Copy out each line of the material below with no changes.

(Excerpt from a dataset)
* * * * * * * * *

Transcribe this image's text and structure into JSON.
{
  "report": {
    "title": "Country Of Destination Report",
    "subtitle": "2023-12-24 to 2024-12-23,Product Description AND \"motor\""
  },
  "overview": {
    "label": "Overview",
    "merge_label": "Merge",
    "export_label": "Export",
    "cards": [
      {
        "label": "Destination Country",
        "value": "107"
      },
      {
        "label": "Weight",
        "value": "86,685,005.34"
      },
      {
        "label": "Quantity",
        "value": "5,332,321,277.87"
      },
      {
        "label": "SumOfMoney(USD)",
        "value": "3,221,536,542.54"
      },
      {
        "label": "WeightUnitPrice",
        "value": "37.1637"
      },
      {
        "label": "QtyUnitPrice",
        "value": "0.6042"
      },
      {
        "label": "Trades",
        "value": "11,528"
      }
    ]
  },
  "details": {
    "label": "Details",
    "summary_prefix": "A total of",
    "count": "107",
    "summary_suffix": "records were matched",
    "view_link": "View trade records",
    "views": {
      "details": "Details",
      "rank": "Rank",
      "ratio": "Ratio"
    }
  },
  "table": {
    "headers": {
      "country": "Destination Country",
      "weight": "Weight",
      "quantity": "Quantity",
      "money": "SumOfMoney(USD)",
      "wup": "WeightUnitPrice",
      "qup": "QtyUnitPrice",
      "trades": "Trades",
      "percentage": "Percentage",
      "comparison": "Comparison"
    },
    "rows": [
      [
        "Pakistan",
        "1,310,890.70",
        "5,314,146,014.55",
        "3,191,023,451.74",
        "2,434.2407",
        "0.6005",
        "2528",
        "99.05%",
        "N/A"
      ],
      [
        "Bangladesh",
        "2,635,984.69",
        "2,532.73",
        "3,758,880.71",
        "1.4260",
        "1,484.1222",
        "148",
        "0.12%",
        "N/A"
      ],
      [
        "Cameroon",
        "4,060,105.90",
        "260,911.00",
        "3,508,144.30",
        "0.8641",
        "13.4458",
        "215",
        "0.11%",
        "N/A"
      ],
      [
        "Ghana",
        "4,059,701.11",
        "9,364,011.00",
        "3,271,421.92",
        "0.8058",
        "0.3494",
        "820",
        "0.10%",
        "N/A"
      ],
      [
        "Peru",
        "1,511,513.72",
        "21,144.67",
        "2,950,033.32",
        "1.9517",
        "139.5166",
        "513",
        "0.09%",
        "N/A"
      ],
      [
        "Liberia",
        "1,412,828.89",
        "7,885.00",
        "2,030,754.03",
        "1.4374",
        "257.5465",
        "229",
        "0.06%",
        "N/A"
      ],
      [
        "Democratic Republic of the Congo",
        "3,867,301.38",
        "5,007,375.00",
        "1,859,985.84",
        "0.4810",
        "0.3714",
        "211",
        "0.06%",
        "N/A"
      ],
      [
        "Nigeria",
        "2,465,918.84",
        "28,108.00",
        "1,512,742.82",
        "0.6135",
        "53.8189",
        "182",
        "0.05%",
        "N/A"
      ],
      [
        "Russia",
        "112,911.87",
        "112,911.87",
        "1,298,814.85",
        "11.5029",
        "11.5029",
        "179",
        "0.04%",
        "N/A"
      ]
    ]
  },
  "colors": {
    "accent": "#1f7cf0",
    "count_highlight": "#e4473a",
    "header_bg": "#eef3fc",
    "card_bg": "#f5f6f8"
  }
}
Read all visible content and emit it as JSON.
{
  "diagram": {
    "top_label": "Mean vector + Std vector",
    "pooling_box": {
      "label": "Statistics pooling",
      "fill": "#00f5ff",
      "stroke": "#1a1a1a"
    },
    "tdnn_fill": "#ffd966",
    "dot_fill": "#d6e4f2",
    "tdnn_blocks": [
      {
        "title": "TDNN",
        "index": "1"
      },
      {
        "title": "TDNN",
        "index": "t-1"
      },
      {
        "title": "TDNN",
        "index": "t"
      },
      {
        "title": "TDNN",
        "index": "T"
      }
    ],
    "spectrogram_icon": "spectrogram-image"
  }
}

* * * * * * * * *

**Answer below**.
Transcribe this image's text and structure into JSON.
{
  "report": {
    "title": "Country Of Destination Report",
    "subtitle": "2023-12-24 to 2024-12-23,Product Description AND \"motor\""
  },
  "overview": {
    "label": "Overview",
    "merge_label": "Merge",
    "export_label": "Export",
    "cards": [
      {
        "label": "Destination Country",
        "value": "107"
      },
      {
        "label": "Weight",
        "value": "86,685,005.34"
      },
      {
        "label": "Quantity",
        "value": "5,332,321,277.87"
      },
      {
        "label": "SumOfMoney(USD)",
        "value": "3,221,536,542.54"
      },
      {
        "label": "WeightUnitPrice",
        "value": "37.1637"
      },
      {
        "label": "QtyUnitPrice",
        "value": "0.6042"
      },
      {
        "label": "Trades",
        "value": "11,528"
      }
    ]
  },
  "details": {
    "label": "Details",
    "summary_prefix": "A total of",
    "count": "107",
    "summary_suffix": "records were matched",
    "view_link": "View trade records",
    "views": {
      "details": "Details",
      "rank": "Rank",
      "ratio": "Ratio"
    }
  },
  "table": {
    "headers": {
      "country": "Destination Country",
      "weight": "Weight",
      "quantity": "Quantity",
      "money": "SumOfMoney(USD)",
      "wup": "WeightUnitPrice",
      "qup": "QtyUnitPrice",
      "trades": "Trades",
      "percentage": "Percentage",
      "comparison": "Comparison"
    },
    "rows": [
      [
        "Pakistan",
        "1,310,890.70",
        "5,314,146,014.55",
        "3,191,023,451.74",
        "2,434.2407",
        "0.6005",
        "2528",
        "99.05%",
        "N/A"
      ],
      [
        "Bangladesh",
        "2,635,984.69",
        "2,532.73",
        "3,758,880.71",
        "1.4260",
        "1,484.1222",
        "148",
        "0.12%",
        "N/A"
      ],
      [
        "Cameroon",
        "4,060,105.90",
        "260,911.00",
        "3,508,144.30",
        "0.8641",
        "13.4458",
        "215",
        "0.11%",
        "N/A"
      ],
      [
        "Ghana",
        "4,059,701.11",
        "9,364,011.00",
        "3,271,421.92",
        "0.8058",
        "0.3494",
        "820",
        "0.10%",
        "N/A"
      ],
      [
        "Peru",
        "1,511,513.72",
        "21,144.67",
        "2,950,033.32",
        "1.9517",
        "139.5166",
        "513",
        "0.09%",
        "N/A"
      ],
      [
        "Liberia",
        "1,412,828.89",
        "7,885.00",
        "2,030,754.03",
        "1.4374",
        "257.5465",
        "229",
        "0.06%",
        "N/A"
      ],
      [
        "Democratic Republic of the Congo",
        "3,867,301.38",
        "5,007,375.00",
        "1,859,985.84",
        "0.4810",
        "0.3714",
        "211",
        "0.06%",
        "N/A"
      ],
      [
        "Nigeria",
        "2,465,918.84",
        "28,108.00",
        "1,512,742.82",
        "0.6135",
        "53.8189",
        "182",
        "0.05%",
        "N/A"
      ],
      [
        "Russia",
        "112,911.87",
        "112,911.87",
        "1,298,814.85",
        "11.5029",
        "11.5029",
        "179",
        "0.04%",
        "N/A"
      ]
    ]
  },
  "colors": {
    "accent": "#1f7cf0",
    "count_highlight": "#e4473a",
    "header_bg": "#eef3fc",
    "card_bg": "#f5f6f8"
  }
}
Read all visible content and emit it as JSON.
{
  "diagram": {
    "top_label": "Mean vector + Std vector",
    "pooling_box": {
      "label": "Statistics pooling",
      "fill": "#00f5ff",
      "stroke": "#1a1a1a"
    },
    "tdnn_fill": "#ffd966",
    "dot_fill": "#d6e4f2",
    "tdnn_blocks": [
      {
        "title": "TDNN",
        "index": "1"
      },
      {
        "title": "TDNN",
        "index": "t-1"
      },
      {
        "title": "TDNN",
        "index": "t"
      },
      {
        "title": "TDNN",
        "index": "T"
      }
    ],
    "spectrogram_icon": "spectrogram-image"
  }
}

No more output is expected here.